[Your objective] Count every line of the listing where the string "JSON" occurs, and reply with the count alone.

[Supplied information]

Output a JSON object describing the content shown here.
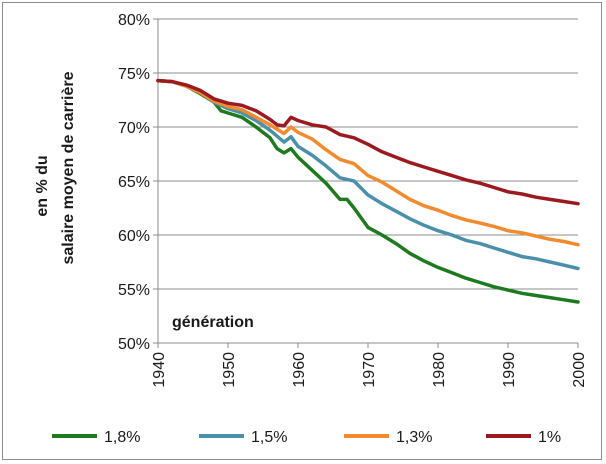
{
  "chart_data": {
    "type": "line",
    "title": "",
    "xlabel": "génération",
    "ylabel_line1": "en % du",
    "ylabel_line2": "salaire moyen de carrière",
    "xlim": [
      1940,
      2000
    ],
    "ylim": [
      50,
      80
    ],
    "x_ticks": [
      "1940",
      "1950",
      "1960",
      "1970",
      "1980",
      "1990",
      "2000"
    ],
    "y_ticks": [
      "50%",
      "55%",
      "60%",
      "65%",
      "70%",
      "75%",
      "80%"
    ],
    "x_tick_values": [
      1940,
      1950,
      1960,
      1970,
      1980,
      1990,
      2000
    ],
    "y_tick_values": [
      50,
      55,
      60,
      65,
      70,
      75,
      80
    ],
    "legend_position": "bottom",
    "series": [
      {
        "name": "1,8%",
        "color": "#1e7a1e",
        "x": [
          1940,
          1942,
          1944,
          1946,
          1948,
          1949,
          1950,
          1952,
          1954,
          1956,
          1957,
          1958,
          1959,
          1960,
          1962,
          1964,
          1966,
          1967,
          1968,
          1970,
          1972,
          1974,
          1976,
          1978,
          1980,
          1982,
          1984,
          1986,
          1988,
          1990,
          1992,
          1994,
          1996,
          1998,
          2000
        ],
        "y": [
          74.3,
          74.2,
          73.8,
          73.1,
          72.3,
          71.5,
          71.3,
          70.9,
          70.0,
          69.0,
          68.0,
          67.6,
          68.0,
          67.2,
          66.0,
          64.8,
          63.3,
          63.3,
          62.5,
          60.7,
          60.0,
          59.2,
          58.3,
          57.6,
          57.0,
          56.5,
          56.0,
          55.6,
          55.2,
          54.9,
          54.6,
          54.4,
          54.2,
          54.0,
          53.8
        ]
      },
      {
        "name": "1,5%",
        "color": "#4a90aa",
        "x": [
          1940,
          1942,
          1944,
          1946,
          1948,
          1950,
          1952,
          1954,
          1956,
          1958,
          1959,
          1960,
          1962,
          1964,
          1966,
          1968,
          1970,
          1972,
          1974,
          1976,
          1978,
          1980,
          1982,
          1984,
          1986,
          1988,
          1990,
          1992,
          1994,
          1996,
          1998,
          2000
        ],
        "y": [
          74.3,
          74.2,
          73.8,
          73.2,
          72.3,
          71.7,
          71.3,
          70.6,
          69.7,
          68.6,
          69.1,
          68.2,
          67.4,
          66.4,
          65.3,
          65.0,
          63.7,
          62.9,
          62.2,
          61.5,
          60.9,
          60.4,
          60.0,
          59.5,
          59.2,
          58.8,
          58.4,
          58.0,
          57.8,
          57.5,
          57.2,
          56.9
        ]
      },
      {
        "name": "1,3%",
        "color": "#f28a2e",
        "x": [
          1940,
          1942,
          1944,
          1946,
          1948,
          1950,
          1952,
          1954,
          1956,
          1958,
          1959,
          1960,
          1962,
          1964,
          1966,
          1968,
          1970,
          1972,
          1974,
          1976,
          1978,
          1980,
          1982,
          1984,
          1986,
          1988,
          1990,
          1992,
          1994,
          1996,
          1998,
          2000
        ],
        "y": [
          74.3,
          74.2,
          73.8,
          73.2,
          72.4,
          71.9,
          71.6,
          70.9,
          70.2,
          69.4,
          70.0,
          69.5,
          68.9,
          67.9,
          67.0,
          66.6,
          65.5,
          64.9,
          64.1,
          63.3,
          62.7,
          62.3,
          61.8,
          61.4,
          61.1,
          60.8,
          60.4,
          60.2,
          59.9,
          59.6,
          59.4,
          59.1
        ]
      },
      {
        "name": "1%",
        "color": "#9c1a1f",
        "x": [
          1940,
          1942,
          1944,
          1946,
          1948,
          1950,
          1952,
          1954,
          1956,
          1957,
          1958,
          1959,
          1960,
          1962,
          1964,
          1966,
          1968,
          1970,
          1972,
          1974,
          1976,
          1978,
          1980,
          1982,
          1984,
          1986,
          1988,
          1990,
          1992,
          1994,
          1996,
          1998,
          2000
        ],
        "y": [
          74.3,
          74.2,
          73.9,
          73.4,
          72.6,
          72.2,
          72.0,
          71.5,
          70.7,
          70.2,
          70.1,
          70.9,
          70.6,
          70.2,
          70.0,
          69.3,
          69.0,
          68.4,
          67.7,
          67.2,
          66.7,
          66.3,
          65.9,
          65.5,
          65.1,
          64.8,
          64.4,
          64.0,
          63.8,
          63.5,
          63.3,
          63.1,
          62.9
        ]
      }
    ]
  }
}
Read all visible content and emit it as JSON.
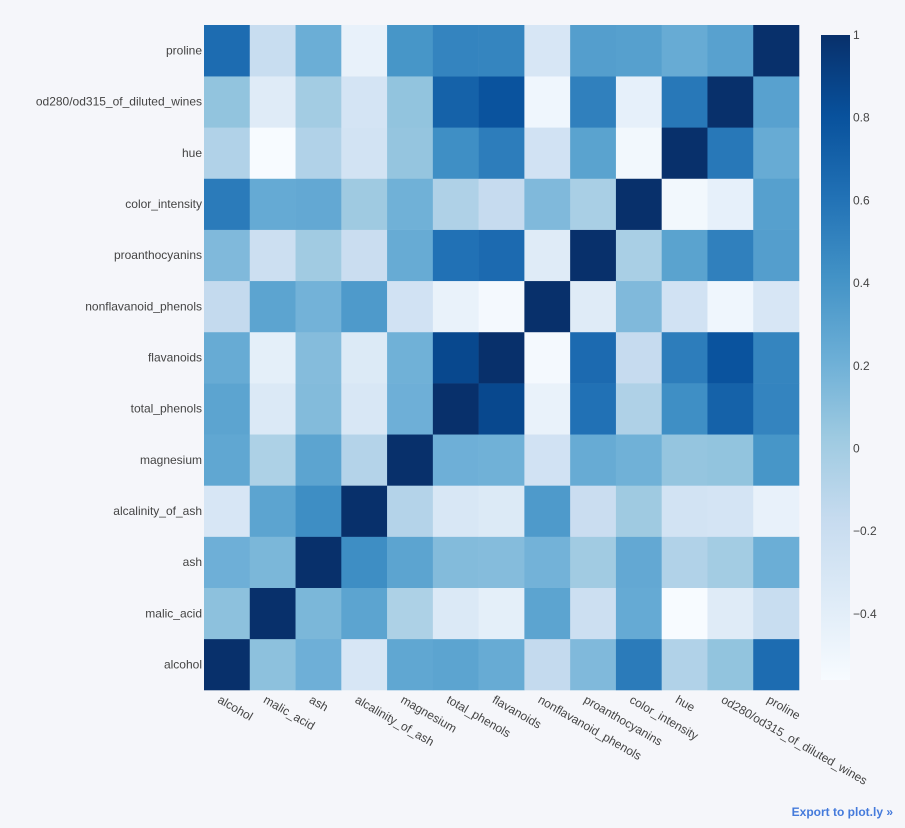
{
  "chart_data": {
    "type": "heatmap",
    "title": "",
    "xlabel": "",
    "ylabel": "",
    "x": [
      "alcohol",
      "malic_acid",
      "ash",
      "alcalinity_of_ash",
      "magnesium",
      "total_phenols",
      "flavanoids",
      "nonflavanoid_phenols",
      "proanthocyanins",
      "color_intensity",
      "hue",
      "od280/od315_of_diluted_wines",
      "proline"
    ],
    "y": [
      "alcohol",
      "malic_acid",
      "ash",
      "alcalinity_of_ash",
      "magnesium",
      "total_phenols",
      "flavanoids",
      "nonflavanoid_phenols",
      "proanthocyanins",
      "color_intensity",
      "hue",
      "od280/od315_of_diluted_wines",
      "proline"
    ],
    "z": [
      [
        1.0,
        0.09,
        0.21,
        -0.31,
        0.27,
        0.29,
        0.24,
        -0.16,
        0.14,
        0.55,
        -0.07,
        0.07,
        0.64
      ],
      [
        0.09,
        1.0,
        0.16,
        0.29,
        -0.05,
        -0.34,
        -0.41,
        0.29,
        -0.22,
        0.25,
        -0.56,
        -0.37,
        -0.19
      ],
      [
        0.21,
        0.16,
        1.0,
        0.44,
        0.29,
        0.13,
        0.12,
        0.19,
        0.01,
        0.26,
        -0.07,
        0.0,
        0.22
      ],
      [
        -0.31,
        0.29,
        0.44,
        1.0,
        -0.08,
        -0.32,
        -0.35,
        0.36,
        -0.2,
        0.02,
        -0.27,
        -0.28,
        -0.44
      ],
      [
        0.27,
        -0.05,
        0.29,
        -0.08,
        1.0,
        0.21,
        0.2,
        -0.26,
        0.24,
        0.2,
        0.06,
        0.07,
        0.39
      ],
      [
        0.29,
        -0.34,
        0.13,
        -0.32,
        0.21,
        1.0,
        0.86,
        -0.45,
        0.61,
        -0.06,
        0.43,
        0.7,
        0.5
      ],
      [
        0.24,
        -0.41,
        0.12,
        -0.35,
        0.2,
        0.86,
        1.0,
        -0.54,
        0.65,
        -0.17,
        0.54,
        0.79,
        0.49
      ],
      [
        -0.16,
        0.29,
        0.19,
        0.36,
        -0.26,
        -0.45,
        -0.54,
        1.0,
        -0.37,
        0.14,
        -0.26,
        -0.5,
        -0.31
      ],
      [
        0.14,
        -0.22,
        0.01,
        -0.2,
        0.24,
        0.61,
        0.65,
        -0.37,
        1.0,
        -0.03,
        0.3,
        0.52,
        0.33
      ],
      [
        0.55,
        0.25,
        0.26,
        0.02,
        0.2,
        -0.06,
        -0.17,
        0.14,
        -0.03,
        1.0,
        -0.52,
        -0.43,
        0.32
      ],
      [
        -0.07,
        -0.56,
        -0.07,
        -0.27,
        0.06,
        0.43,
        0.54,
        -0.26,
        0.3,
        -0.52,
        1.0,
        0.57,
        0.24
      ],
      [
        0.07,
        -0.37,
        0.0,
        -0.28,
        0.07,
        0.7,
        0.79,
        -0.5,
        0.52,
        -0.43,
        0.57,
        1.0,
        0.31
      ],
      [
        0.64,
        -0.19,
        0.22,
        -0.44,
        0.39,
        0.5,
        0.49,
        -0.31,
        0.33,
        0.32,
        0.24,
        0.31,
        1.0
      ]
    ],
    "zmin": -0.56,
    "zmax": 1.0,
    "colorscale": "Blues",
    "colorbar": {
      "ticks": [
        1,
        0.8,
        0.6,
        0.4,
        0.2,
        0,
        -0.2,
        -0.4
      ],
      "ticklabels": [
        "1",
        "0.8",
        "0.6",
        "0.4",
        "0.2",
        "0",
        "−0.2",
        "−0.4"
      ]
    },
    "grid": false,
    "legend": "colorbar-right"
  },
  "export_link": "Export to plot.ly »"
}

[Complete response] 2